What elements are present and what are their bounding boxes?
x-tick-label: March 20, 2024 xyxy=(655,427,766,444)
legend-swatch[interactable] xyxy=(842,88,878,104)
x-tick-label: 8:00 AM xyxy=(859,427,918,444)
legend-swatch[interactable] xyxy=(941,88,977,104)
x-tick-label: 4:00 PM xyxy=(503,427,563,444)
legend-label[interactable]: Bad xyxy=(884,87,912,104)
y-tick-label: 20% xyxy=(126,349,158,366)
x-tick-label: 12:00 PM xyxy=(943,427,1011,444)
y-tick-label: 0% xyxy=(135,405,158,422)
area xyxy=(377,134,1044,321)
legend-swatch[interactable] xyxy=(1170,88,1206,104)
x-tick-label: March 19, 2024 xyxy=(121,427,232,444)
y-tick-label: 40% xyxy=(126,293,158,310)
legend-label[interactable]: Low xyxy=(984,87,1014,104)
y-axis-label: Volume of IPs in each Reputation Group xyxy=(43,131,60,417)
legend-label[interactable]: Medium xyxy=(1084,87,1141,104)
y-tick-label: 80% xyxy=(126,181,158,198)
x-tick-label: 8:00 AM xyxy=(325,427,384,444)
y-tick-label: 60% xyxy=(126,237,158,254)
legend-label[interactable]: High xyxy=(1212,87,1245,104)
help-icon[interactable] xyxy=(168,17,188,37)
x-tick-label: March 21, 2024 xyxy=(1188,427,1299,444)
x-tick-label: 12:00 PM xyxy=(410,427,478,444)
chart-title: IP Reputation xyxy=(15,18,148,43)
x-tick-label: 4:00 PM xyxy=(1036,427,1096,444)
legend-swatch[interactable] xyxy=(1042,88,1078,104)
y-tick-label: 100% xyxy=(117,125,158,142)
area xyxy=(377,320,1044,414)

────────

Copy every line of the items above, word for word and unchanged.

What elements are present and what are their bounding boxes?
x-tick-label: March 20, 2024 xyxy=(655,427,766,444)
legend-swatch[interactable] xyxy=(842,88,878,104)
x-tick-label: 8:00 AM xyxy=(859,427,918,444)
legend-swatch[interactable] xyxy=(941,88,977,104)
x-tick-label: 4:00 PM xyxy=(503,427,563,444)
legend-label[interactable]: Bad xyxy=(884,87,912,104)
y-tick-label: 20% xyxy=(126,349,158,366)
x-tick-label: 12:00 PM xyxy=(943,427,1011,444)
y-tick-label: 0% xyxy=(135,405,158,422)
area xyxy=(377,134,1044,321)
legend-swatch[interactable] xyxy=(1170,88,1206,104)
x-tick-label: March 19, 2024 xyxy=(121,427,232,444)
y-tick-label: 40% xyxy=(126,293,158,310)
legend-label[interactable]: Low xyxy=(984,87,1014,104)
y-axis-label: Volume of IPs in each Reputation Group xyxy=(43,131,60,417)
legend-label[interactable]: Medium xyxy=(1084,87,1141,104)
y-tick-label: 80% xyxy=(126,181,158,198)
x-tick-label: 8:00 AM xyxy=(325,427,384,444)
y-tick-label: 60% xyxy=(126,237,158,254)
legend-label[interactable]: High xyxy=(1212,87,1245,104)
help-icon[interactable] xyxy=(168,17,188,37)
x-tick-label: March 21, 2024 xyxy=(1188,427,1299,444)
x-tick-label: 12:00 PM xyxy=(410,427,478,444)
chart-title: IP Reputation xyxy=(15,18,148,43)
x-tick-label: 4:00 PM xyxy=(1036,427,1096,444)
legend-swatch[interactable] xyxy=(1042,88,1078,104)
y-tick-label: 100% xyxy=(117,125,158,142)
area xyxy=(377,320,1044,414)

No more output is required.